Task to complete: Could you print every entry below word for word, leaving the pictures out?

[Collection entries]
--- Begin ---
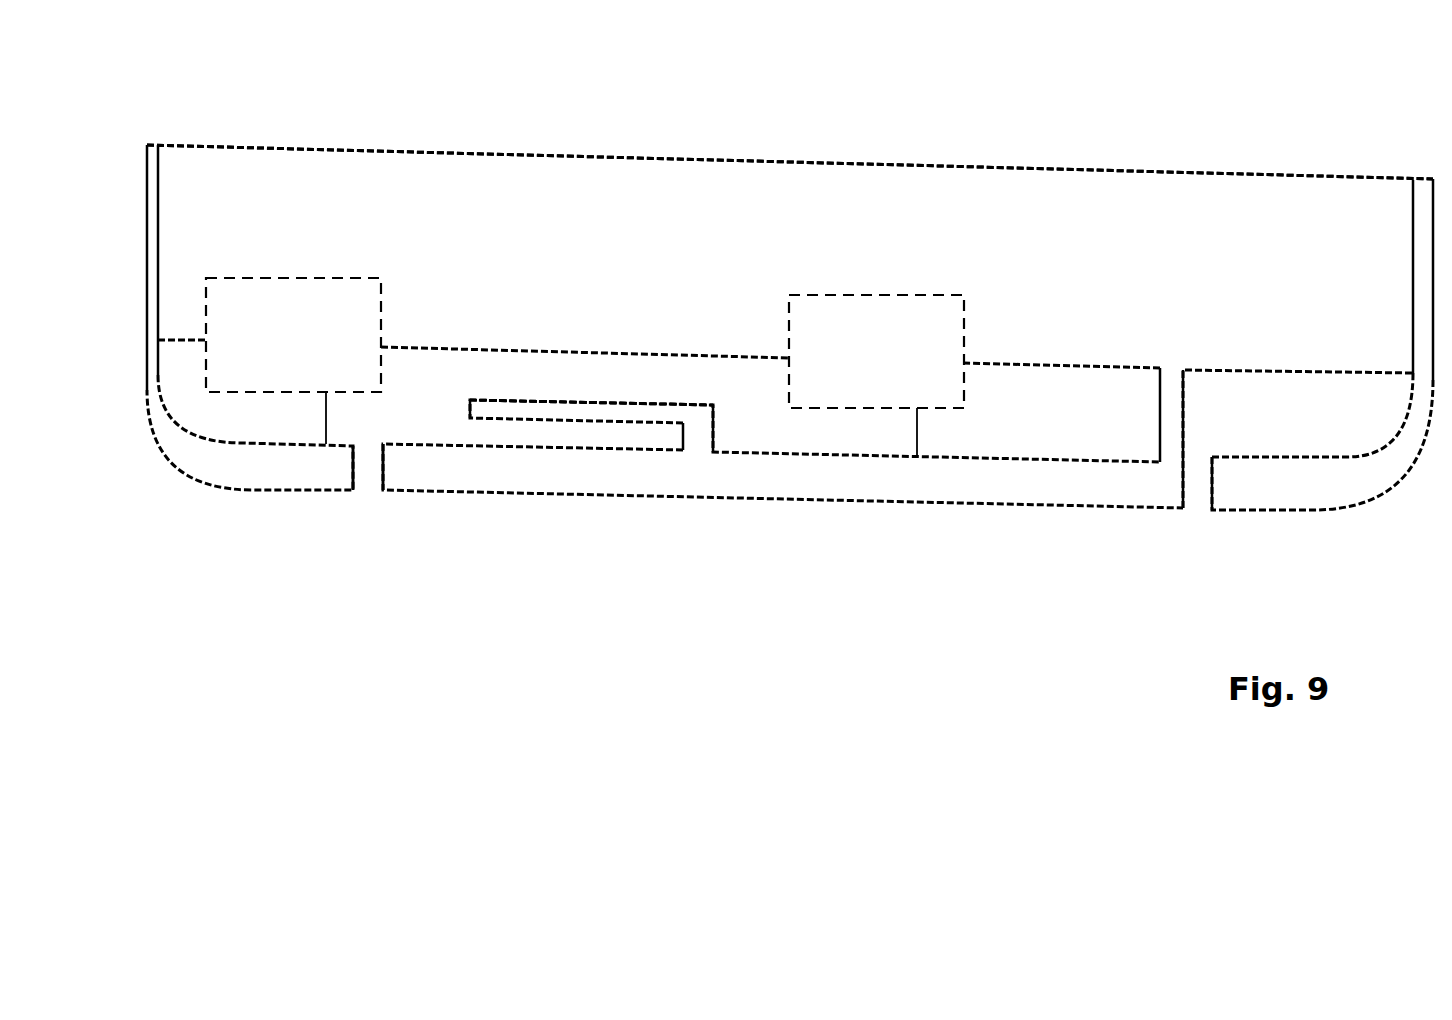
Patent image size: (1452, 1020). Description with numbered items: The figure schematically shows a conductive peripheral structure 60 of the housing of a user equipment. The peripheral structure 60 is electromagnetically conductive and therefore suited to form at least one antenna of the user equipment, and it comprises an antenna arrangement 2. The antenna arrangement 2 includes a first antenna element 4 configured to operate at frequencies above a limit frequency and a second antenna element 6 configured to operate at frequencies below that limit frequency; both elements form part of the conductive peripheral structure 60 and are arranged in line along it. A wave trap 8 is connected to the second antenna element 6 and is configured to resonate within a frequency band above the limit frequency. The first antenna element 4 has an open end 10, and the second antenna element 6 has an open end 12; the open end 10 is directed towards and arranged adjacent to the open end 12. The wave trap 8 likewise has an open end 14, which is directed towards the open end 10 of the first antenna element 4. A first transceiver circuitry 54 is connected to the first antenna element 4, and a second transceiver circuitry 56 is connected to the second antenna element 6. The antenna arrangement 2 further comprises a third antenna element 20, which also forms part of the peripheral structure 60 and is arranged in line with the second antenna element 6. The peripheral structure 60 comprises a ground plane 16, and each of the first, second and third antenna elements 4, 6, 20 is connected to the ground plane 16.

The antenna arrangement 2 is at (947, 538).
The first antenna element 4 is at (242, 467).
The second antenna element 6 is at (573, 470).
The wave trap 8 is at (548, 410).
The open end 10 is at (332, 502).
The open end 12 is at (395, 507).
The open end 14 is at (476, 383).
The ground plane 16 is at (722, 215).
The third antenna element 20 is at (1252, 468).
The first transceiver circuitry 54 is at (473, 361).
The second transceiver circuitry 56 is at (876, 375).
The conductive peripheral structure 60 is at (763, 513).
--- End ---
In response:
Patent image size: (1452, 1020). Description with numbered items: The figure schematically shows a conductive peripheral structure 60 of the housing of a user equipment. The peripheral structure 60 is electromagnetically conductive and therefore suited to form at least one antenna of the user equipment, and it comprises an antenna arrangement 2. The antenna arrangement 2 includes a first antenna element 4 configured to operate at frequencies above a limit frequency and a second antenna element 6 configured to operate at frequencies below that limit frequency; both elements form part of the conductive peripheral structure 60 and are arranged in line along it. A wave trap 8 is connected to the second antenna element 6 and is configured to resonate within a frequency band above the limit frequency. The first antenna element 4 has an open end 10, and the second antenna element 6 has an open end 12; the open end 10 is directed towards and arranged adjacent to the open end 12. The wave trap 8 likewise has an open end 14, which is directed towards the open end 10 of the first antenna element 4. A first transceiver circuitry 54 is connected to the first antenna element 4, and a second transceiver circuitry 56 is connected to the second antenna element 6. The antenna arrangement 2 further comprises a third antenna element 20, which also forms part of the peripheral structure 60 and is arranged in line with the second antenna element 6. The peripheral structure 60 comprises a ground plane 16, and each of the first, second and third antenna elements 4, 6, 20 is connected to the ground plane 16.

The antenna arrangement 2 is at (947, 538).
The first antenna element 4 is at (242, 467).
The second antenna element 6 is at (573, 470).
The wave trap 8 is at (548, 410).
The open end 10 is at (332, 502).
The open end 12 is at (395, 507).
The open end 14 is at (476, 383).
The ground plane 16 is at (722, 215).
The third antenna element 20 is at (1252, 468).
The first transceiver circuitry 54 is at (473, 361).
The second transceiver circuitry 56 is at (876, 375).
The conductive peripheral structure 60 is at (763, 513).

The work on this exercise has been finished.